▸ TASK REQUIREMENTS
Below are some records: retype them all exactly, but not the pictures.
+ + + + + + +
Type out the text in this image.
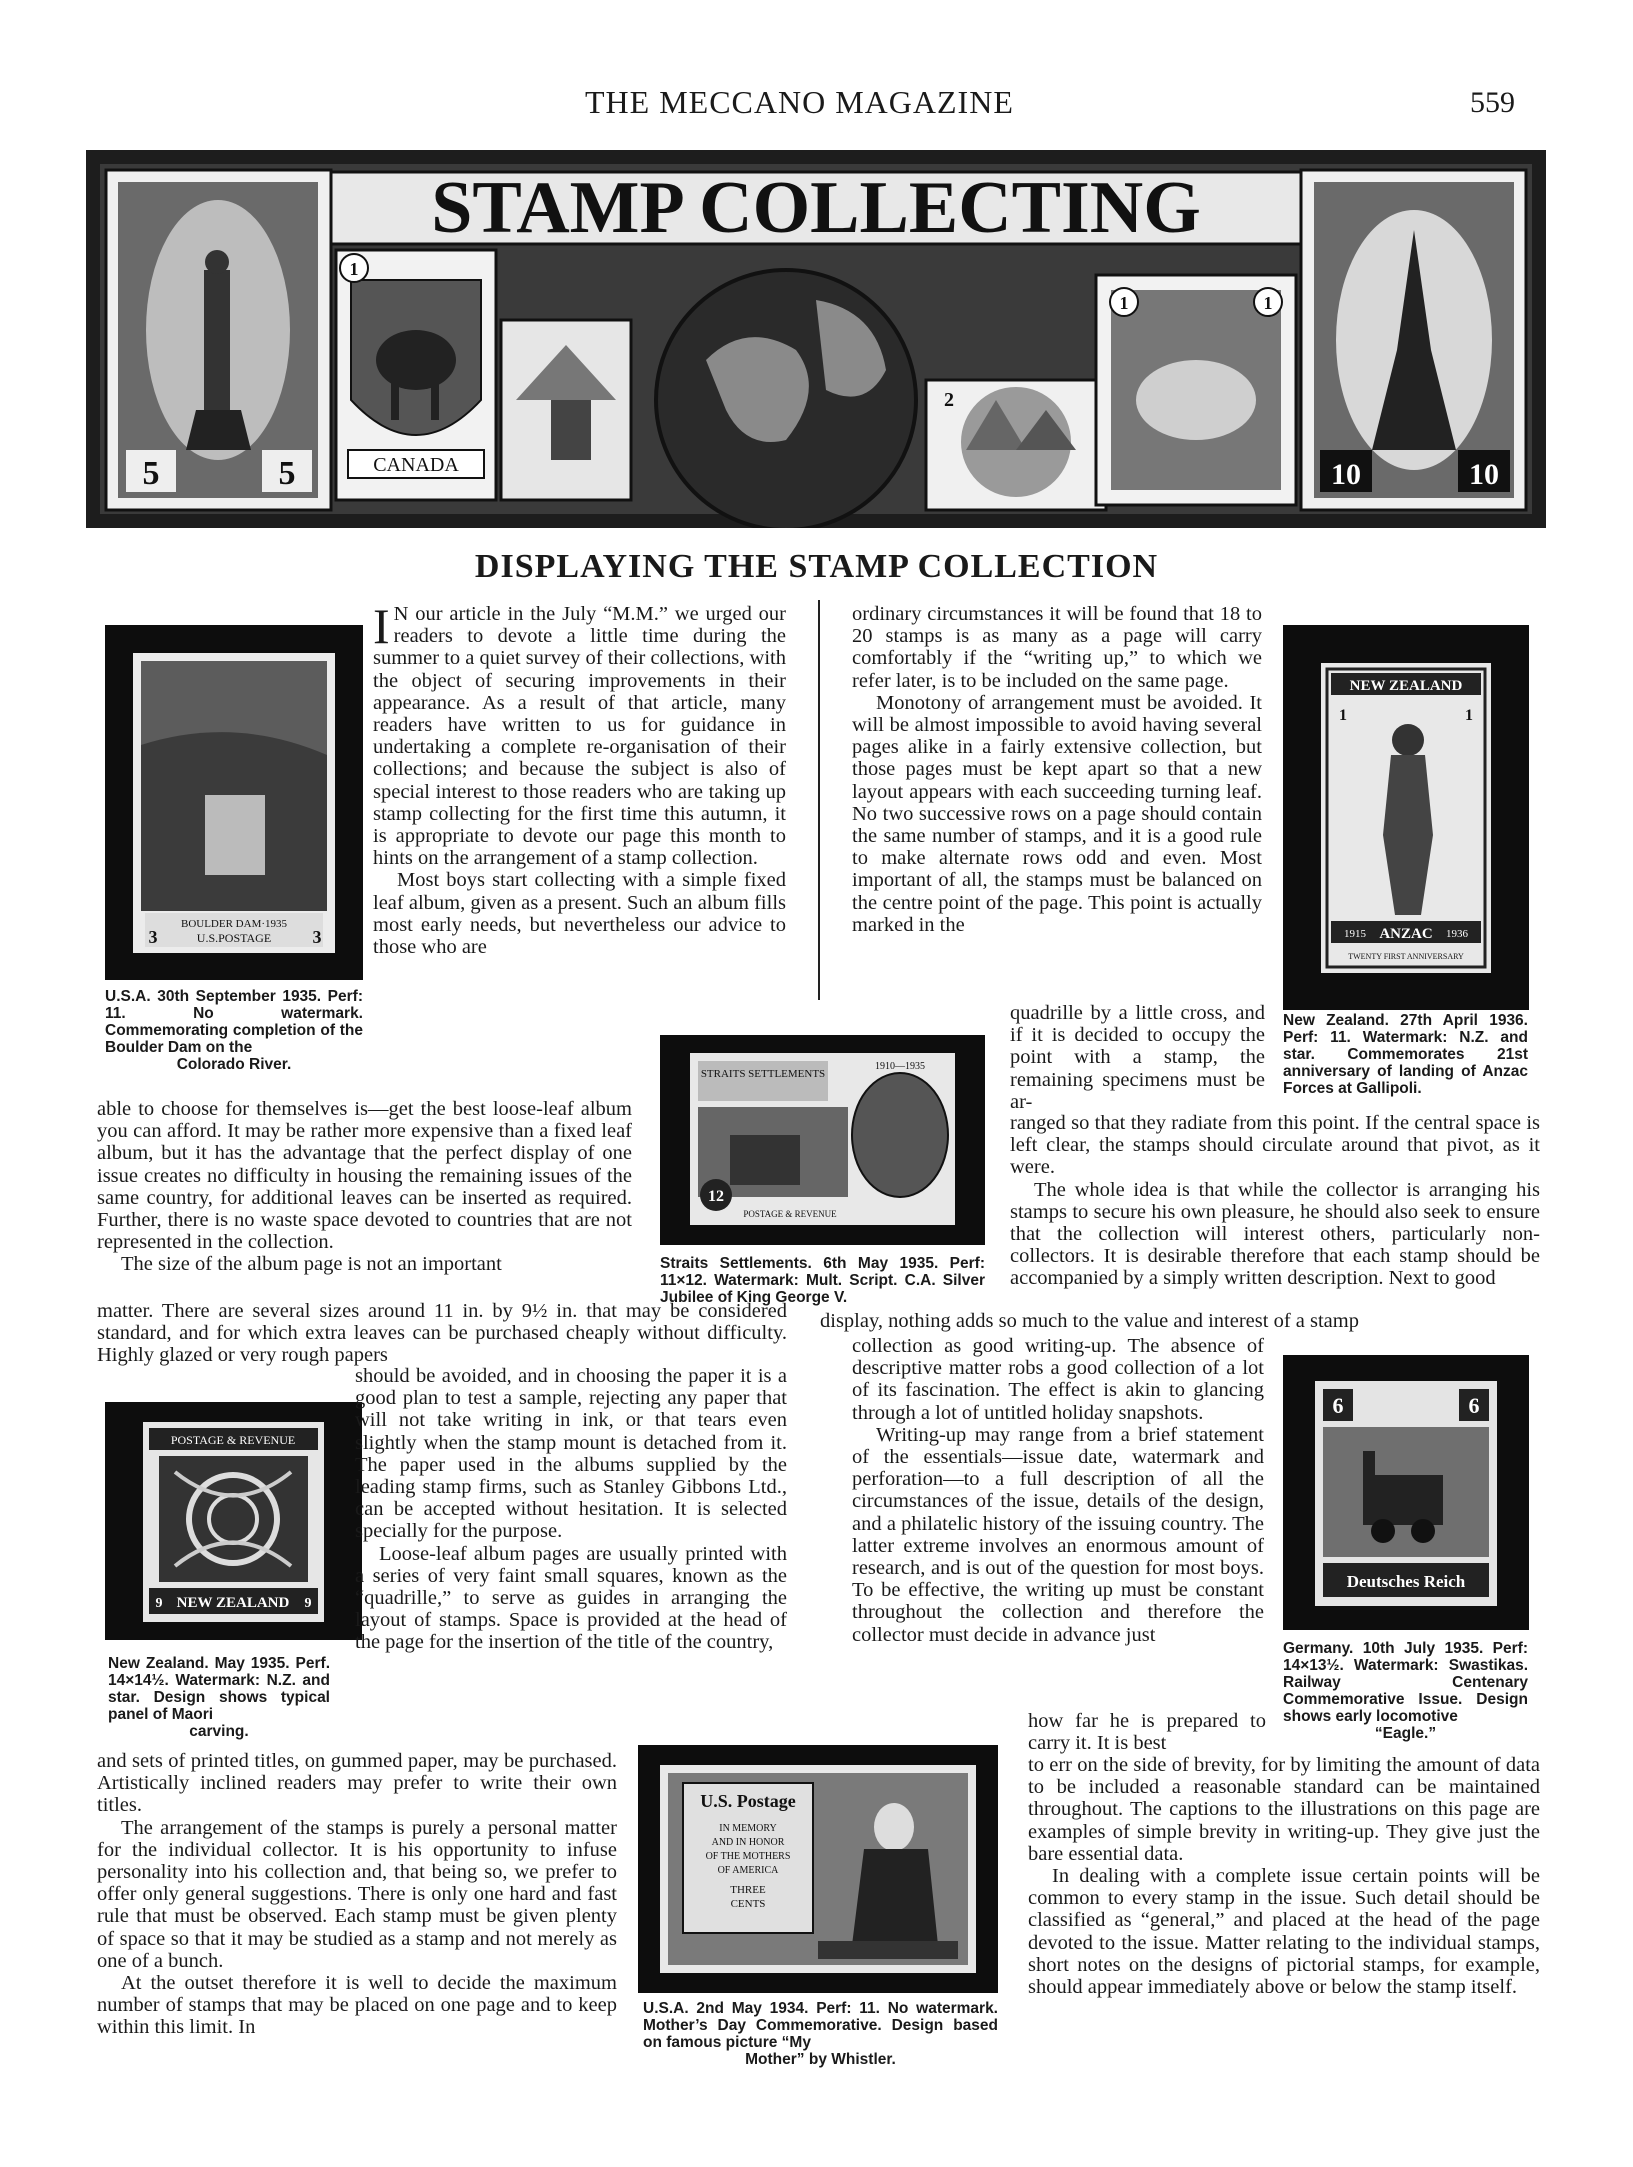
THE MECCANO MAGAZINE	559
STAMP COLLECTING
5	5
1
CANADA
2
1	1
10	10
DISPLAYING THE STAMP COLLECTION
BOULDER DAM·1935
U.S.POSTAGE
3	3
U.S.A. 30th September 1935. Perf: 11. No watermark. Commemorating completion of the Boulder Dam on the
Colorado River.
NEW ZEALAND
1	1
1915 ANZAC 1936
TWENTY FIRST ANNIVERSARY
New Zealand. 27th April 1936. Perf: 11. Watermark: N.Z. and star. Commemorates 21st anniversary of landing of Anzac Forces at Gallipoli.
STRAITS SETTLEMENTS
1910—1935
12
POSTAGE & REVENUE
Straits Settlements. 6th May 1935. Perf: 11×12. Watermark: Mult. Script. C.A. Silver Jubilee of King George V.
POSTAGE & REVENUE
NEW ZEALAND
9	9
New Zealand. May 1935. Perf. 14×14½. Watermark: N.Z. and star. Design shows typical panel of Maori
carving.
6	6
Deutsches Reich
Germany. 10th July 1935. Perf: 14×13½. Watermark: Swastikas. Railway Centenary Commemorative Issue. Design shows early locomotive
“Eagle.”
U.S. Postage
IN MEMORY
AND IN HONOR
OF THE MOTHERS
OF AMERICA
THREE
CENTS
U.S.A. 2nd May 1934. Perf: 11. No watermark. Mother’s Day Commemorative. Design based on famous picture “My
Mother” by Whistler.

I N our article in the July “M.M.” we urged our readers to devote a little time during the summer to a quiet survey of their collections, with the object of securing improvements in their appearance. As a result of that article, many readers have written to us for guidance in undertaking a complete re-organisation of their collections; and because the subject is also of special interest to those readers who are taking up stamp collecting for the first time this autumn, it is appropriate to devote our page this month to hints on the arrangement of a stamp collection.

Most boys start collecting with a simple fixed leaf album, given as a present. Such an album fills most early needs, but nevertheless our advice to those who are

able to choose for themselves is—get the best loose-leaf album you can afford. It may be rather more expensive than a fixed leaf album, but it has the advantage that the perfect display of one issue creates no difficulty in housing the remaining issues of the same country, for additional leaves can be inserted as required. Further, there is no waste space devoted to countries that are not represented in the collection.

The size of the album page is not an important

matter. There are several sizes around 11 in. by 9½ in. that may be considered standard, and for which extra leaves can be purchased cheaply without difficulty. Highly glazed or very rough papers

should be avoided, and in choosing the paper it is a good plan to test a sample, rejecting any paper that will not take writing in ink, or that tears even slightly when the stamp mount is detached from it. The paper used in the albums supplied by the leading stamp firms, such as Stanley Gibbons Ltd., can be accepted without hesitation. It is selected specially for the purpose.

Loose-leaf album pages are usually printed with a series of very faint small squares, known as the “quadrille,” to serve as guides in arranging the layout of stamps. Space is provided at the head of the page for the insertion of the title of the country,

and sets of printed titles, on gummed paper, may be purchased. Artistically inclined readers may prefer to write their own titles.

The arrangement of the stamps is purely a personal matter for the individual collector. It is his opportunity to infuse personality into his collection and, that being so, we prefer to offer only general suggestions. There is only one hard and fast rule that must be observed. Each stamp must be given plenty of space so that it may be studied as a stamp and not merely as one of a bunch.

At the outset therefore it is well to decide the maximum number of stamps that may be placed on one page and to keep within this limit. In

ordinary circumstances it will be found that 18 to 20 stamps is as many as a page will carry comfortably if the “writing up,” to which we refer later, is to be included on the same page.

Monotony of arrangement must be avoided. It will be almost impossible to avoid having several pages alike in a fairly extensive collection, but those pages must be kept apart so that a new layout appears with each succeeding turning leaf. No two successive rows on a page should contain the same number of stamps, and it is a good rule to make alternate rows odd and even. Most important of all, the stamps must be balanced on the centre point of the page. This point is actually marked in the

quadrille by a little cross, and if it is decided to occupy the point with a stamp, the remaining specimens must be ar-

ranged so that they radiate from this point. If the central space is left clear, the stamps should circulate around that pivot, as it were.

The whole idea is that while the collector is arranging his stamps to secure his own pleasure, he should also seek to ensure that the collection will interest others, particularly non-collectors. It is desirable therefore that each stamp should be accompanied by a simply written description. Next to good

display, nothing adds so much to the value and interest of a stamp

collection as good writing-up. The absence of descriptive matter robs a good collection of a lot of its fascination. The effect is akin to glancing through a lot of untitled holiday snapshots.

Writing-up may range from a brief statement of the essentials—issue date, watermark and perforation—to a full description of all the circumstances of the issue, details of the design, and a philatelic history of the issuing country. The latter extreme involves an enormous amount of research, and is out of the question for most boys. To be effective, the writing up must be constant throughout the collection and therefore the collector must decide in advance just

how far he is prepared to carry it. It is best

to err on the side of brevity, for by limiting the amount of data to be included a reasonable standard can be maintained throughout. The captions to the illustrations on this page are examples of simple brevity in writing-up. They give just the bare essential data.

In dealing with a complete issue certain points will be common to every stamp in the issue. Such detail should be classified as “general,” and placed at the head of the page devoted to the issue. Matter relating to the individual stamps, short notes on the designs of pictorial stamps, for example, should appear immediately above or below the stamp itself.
+ + + + + + +
▸ ANSWER TO THE PROBLEM
Type out the text in this image.
THE MECCANO MAGAZINE	559
STAMP COLLECTING
5	5
1
CANADA
2
1	1
10	10
DISPLAYING THE STAMP COLLECTION
BOULDER DAM·1935
U.S.POSTAGE
3	3
U.S.A. 30th September 1935. Perf: 11. No watermark. Commemorating completion of the Boulder Dam on the
Colorado River.
NEW ZEALAND
1	1
1915 ANZAC 1936
TWENTY FIRST ANNIVERSARY
New Zealand. 27th April 1936. Perf: 11. Watermark: N.Z. and star. Commemorates 21st anniversary of landing of Anzac Forces at Gallipoli.
STRAITS SETTLEMENTS
1910—1935
12
POSTAGE & REVENUE
Straits Settlements. 6th May 1935. Perf: 11×12. Watermark: Mult. Script. C.A. Silver Jubilee of King George V.
POSTAGE & REVENUE
NEW ZEALAND
9	9
New Zealand. May 1935. Perf. 14×14½. Watermark: N.Z. and star. Design shows typical panel of Maori
carving.
6	6
Deutsches Reich
Germany. 10th July 1935. Perf: 14×13½. Watermark: Swastikas. Railway Centenary Commemorative Issue. Design shows early locomotive
“Eagle.”
U.S. Postage
IN MEMORY
AND IN HONOR
OF THE MOTHERS
OF AMERICA
THREE
CENTS
U.S.A. 2nd May 1934. Perf: 11. No watermark. Mother’s Day Commemorative. Design based on famous picture “My
Mother” by Whistler.

I N our article in the July “M.M.” we urged our readers to devote a little time during the summer to a quiet survey of their collections, with the object of securing improvements in their appearance. As a result of that article, many readers have written to us for guidance in undertaking a complete re-organisation of their collections; and because the subject is also of special interest to those readers who are taking up stamp collecting for the first time this autumn, it is appropriate to devote our page this month to hints on the arrangement of a stamp collection.

Most boys start collecting with a simple fixed leaf album, given as a present. Such an album fills most early needs, but nevertheless our advice to those who are

able to choose for themselves is—get the best loose-leaf album you can afford. It may be rather more expensive than a fixed leaf album, but it has the advantage that the perfect display of one issue creates no difficulty in housing the remaining issues of the same country, for additional leaves can be inserted as required. Further, there is no waste space devoted to countries that are not represented in the collection.

The size of the album page is not an important

matter. There are several sizes around 11 in. by 9½ in. that may be considered standard, and for which extra leaves can be purchased cheaply without difficulty. Highly glazed or very rough papers

should be avoided, and in choosing the paper it is a good plan to test a sample, rejecting any paper that will not take writing in ink, or that tears even slightly when the stamp mount is detached from it. The paper used in the albums supplied by the leading stamp firms, such as Stanley Gibbons Ltd., can be accepted without hesitation. It is selected specially for the purpose.

Loose-leaf album pages are usually printed with a series of very faint small squares, known as the “quadrille,” to serve as guides in arranging the layout of stamps. Space is provided at the head of the page for the insertion of the title of the country,

and sets of printed titles, on gummed paper, may be purchased. Artistically inclined readers may prefer to write their own titles.

The arrangement of the stamps is purely a personal matter for the individual collector. It is his opportunity to infuse personality into his collection and, that being so, we prefer to offer only general suggestions. There is only one hard and fast rule that must be observed. Each stamp must be given plenty of space so that it may be studied as a stamp and not merely as one of a bunch.

At the outset therefore it is well to decide the maximum number of stamps that may be placed on one page and to keep within this limit. In

ordinary circumstances it will be found that 18 to 20 stamps is as many as a page will carry comfortably if the “writing up,” to which we refer later, is to be included on the same page.

Monotony of arrangement must be avoided. It will be almost impossible to avoid having several pages alike in a fairly extensive collection, but those pages must be kept apart so that a new layout appears with each succeeding turning leaf. No two successive rows on a page should contain the same number of stamps, and it is a good rule to make alternate rows odd and even. Most important of all, the stamps must be balanced on the centre point of the page. This point is actually marked in the

quadrille by a little cross, and if it is decided to occupy the point with a stamp, the remaining specimens must be ar-

ranged so that they radiate from this point. If the central space is left clear, the stamps should circulate around that pivot, as it were.

The whole idea is that while the collector is arranging his stamps to secure his own pleasure, he should also seek to ensure that the collection will interest others, particularly non-collectors. It is desirable therefore that each stamp should be accompanied by a simply written description. Next to good

display, nothing adds so much to the value and interest of a stamp

collection as good writing-up. The absence of descriptive matter robs a good collection of a lot of its fascination. The effect is akin to glancing through a lot of untitled holiday snapshots.

Writing-up may range from a brief statement of the essentials—issue date, watermark and perforation—to a full description of all the circumstances of the issue, details of the design, and a philatelic history of the issuing country. The latter extreme involves an enormous amount of research, and is out of the question for most boys. To be effective, the writing up must be constant throughout the collection and therefore the collector must decide in advance just

how far he is prepared to carry it. It is best

to err on the side of brevity, for by limiting the amount of data to be included a reasonable standard can be maintained throughout. The captions to the illustrations on this page are examples of simple brevity in writing-up. They give just the bare essential data.

In dealing with a complete issue certain points will be common to every stamp in the issue. Such detail should be classified as “general,” and placed at the head of the page devoted to the issue. Matter relating to the individual stamps, short notes on the designs of pictorial stamps, for example, should appear immediately above or below the stamp itself.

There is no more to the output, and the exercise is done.